━━ DATA ENTRIES ━━

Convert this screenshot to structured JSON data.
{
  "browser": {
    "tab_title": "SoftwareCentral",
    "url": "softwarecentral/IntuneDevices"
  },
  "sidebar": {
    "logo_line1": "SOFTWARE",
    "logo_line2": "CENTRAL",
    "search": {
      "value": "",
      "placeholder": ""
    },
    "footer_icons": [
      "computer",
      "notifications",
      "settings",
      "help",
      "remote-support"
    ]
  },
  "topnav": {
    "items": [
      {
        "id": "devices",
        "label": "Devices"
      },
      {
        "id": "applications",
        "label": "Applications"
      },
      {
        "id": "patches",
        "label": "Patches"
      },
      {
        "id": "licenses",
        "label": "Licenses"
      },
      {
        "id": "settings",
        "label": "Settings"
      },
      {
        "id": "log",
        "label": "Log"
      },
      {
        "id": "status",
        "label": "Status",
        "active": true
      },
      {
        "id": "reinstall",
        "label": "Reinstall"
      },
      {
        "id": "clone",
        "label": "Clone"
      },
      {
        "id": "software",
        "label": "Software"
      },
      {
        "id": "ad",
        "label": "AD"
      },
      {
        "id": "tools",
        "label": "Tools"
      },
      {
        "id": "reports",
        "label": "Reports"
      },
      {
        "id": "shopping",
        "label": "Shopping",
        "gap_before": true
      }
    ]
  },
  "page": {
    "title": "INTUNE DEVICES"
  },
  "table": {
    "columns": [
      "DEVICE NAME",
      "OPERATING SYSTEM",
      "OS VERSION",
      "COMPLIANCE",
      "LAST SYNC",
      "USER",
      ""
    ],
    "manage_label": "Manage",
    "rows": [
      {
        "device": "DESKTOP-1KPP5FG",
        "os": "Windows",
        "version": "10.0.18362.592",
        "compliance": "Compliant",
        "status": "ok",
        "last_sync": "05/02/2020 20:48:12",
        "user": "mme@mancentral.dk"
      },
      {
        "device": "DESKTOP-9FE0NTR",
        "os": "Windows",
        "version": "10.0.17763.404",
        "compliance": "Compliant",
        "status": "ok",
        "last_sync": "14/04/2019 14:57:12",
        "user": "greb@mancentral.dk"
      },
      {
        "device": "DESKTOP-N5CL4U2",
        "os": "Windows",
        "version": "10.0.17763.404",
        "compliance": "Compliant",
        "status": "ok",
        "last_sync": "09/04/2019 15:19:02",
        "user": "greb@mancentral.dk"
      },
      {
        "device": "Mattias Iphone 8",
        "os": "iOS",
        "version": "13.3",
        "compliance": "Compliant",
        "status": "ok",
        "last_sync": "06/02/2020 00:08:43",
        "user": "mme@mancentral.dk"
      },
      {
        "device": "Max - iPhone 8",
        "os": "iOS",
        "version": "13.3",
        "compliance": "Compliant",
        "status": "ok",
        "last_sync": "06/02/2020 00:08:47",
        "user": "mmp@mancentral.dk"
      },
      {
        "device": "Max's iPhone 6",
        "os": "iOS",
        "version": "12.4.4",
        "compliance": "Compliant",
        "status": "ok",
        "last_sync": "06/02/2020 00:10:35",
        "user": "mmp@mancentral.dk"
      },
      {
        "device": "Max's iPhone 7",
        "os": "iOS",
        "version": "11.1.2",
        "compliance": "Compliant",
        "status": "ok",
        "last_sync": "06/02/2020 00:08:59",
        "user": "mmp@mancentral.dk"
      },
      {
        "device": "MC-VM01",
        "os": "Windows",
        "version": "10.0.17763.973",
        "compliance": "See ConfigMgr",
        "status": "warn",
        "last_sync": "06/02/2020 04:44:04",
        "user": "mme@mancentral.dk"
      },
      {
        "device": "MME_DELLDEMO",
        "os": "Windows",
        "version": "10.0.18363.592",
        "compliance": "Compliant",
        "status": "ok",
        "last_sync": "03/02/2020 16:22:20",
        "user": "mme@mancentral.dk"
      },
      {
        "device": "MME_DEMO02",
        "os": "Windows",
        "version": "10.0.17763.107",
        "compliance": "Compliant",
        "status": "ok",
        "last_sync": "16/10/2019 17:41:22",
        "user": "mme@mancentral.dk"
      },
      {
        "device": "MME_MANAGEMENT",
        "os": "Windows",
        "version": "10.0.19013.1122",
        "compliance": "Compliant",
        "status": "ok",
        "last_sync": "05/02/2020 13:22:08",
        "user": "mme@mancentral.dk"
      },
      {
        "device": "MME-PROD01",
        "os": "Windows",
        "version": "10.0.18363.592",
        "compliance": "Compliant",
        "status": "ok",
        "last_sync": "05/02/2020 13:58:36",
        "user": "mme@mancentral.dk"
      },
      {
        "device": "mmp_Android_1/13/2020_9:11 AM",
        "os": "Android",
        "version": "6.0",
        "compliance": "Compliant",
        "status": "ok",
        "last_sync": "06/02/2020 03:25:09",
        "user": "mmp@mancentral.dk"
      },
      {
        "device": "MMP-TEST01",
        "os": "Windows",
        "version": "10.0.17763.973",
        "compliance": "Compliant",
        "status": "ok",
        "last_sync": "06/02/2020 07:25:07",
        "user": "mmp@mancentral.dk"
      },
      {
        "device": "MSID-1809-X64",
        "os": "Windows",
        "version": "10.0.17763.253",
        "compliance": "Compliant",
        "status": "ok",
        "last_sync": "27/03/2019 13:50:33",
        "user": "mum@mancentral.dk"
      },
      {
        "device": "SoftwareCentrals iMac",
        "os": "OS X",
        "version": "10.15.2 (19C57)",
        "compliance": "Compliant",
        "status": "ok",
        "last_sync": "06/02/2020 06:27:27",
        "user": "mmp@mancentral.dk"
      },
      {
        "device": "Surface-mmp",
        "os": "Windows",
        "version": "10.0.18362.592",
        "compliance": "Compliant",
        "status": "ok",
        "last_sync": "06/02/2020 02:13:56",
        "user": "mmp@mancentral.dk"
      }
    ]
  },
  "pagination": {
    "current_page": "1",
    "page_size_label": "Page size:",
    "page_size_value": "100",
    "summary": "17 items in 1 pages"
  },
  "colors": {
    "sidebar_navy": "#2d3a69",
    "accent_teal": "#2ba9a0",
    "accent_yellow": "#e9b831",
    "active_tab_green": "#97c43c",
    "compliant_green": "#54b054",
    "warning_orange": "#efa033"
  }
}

━━━

EXERCISE DIRECTIONS.
Repeat the records above in full, character for character.

ANSWER TO THE TASK.
Convert this screenshot to structured JSON data.
{
  "browser": {
    "tab_title": "SoftwareCentral",
    "url": "softwarecentral/IntuneDevices"
  },
  "sidebar": {
    "logo_line1": "SOFTWARE",
    "logo_line2": "CENTRAL",
    "search": {
      "value": "",
      "placeholder": ""
    },
    "footer_icons": [
      "computer",
      "notifications",
      "settings",
      "help",
      "remote-support"
    ]
  },
  "topnav": {
    "items": [
      {
        "id": "devices",
        "label": "Devices"
      },
      {
        "id": "applications",
        "label": "Applications"
      },
      {
        "id": "patches",
        "label": "Patches"
      },
      {
        "id": "licenses",
        "label": "Licenses"
      },
      {
        "id": "settings",
        "label": "Settings"
      },
      {
        "id": "log",
        "label": "Log"
      },
      {
        "id": "status",
        "label": "Status",
        "active": true
      },
      {
        "id": "reinstall",
        "label": "Reinstall"
      },
      {
        "id": "clone",
        "label": "Clone"
      },
      {
        "id": "software",
        "label": "Software"
      },
      {
        "id": "ad",
        "label": "AD"
      },
      {
        "id": "tools",
        "label": "Tools"
      },
      {
        "id": "reports",
        "label": "Reports"
      },
      {
        "id": "shopping",
        "label": "Shopping",
        "gap_before": true
      }
    ]
  },
  "page": {
    "title": "INTUNE DEVICES"
  },
  "table": {
    "columns": [
      "DEVICE NAME",
      "OPERATING SYSTEM",
      "OS VERSION",
      "COMPLIANCE",
      "LAST SYNC",
      "USER",
      ""
    ],
    "manage_label": "Manage",
    "rows": [
      {
        "device": "DESKTOP-1KPP5FG",
        "os": "Windows",
        "version": "10.0.18362.592",
        "compliance": "Compliant",
        "status": "ok",
        "last_sync": "05/02/2020 20:48:12",
        "user": "mme@mancentral.dk"
      },
      {
        "device": "DESKTOP-9FE0NTR",
        "os": "Windows",
        "version": "10.0.17763.404",
        "compliance": "Compliant",
        "status": "ok",
        "last_sync": "14/04/2019 14:57:12",
        "user": "greb@mancentral.dk"
      },
      {
        "device": "DESKTOP-N5CL4U2",
        "os": "Windows",
        "version": "10.0.17763.404",
        "compliance": "Compliant",
        "status": "ok",
        "last_sync": "09/04/2019 15:19:02",
        "user": "greb@mancentral.dk"
      },
      {
        "device": "Mattias Iphone 8",
        "os": "iOS",
        "version": "13.3",
        "compliance": "Compliant",
        "status": "ok",
        "last_sync": "06/02/2020 00:08:43",
        "user": "mme@mancentral.dk"
      },
      {
        "device": "Max - iPhone 8",
        "os": "iOS",
        "version": "13.3",
        "compliance": "Compliant",
        "status": "ok",
        "last_sync": "06/02/2020 00:08:47",
        "user": "mmp@mancentral.dk"
      },
      {
        "device": "Max's iPhone 6",
        "os": "iOS",
        "version": "12.4.4",
        "compliance": "Compliant",
        "status": "ok",
        "last_sync": "06/02/2020 00:10:35",
        "user": "mmp@mancentral.dk"
      },
      {
        "device": "Max's iPhone 7",
        "os": "iOS",
        "version": "11.1.2",
        "compliance": "Compliant",
        "status": "ok",
        "last_sync": "06/02/2020 00:08:59",
        "user": "mmp@mancentral.dk"
      },
      {
        "device": "MC-VM01",
        "os": "Windows",
        "version": "10.0.17763.973",
        "compliance": "See ConfigMgr",
        "status": "warn",
        "last_sync": "06/02/2020 04:44:04",
        "user": "mme@mancentral.dk"
      },
      {
        "device": "MME_DELLDEMO",
        "os": "Windows",
        "version": "10.0.18363.592",
        "compliance": "Compliant",
        "status": "ok",
        "last_sync": "03/02/2020 16:22:20",
        "user": "mme@mancentral.dk"
      },
      {
        "device": "MME_DEMO02",
        "os": "Windows",
        "version": "10.0.17763.107",
        "compliance": "Compliant",
        "status": "ok",
        "last_sync": "16/10/2019 17:41:22",
        "user": "mme@mancentral.dk"
      },
      {
        "device": "MME_MANAGEMENT",
        "os": "Windows",
        "version": "10.0.19013.1122",
        "compliance": "Compliant",
        "status": "ok",
        "last_sync": "05/02/2020 13:22:08",
        "user": "mme@mancentral.dk"
      },
      {
        "device": "MME-PROD01",
        "os": "Windows",
        "version": "10.0.18363.592",
        "compliance": "Compliant",
        "status": "ok",
        "last_sync": "05/02/2020 13:58:36",
        "user": "mme@mancentral.dk"
      },
      {
        "device": "mmp_Android_1/13/2020_9:11 AM",
        "os": "Android",
        "version": "6.0",
        "compliance": "Compliant",
        "status": "ok",
        "last_sync": "06/02/2020 03:25:09",
        "user": "mmp@mancentral.dk"
      },
      {
        "device": "MMP-TEST01",
        "os": "Windows",
        "version": "10.0.17763.973",
        "compliance": "Compliant",
        "status": "ok",
        "last_sync": "06/02/2020 07:25:07",
        "user": "mmp@mancentral.dk"
      },
      {
        "device": "MSID-1809-X64",
        "os": "Windows",
        "version": "10.0.17763.253",
        "compliance": "Compliant",
        "status": "ok",
        "last_sync": "27/03/2019 13:50:33",
        "user": "mum@mancentral.dk"
      },
      {
        "device": "SoftwareCentrals iMac",
        "os": "OS X",
        "version": "10.15.2 (19C57)",
        "compliance": "Compliant",
        "status": "ok",
        "last_sync": "06/02/2020 06:27:27",
        "user": "mmp@mancentral.dk"
      },
      {
        "device": "Surface-mmp",
        "os": "Windows",
        "version": "10.0.18362.592",
        "compliance": "Compliant",
        "status": "ok",
        "last_sync": "06/02/2020 02:13:56",
        "user": "mmp@mancentral.dk"
      }
    ]
  },
  "pagination": {
    "current_page": "1",
    "page_size_label": "Page size:",
    "page_size_value": "100",
    "summary": "17 items in 1 pages"
  },
  "colors": {
    "sidebar_navy": "#2d3a69",
    "accent_teal": "#2ba9a0",
    "accent_yellow": "#e9b831",
    "active_tab_green": "#97c43c",
    "compliant_green": "#54b054",
    "warning_orange": "#efa033"
  }
}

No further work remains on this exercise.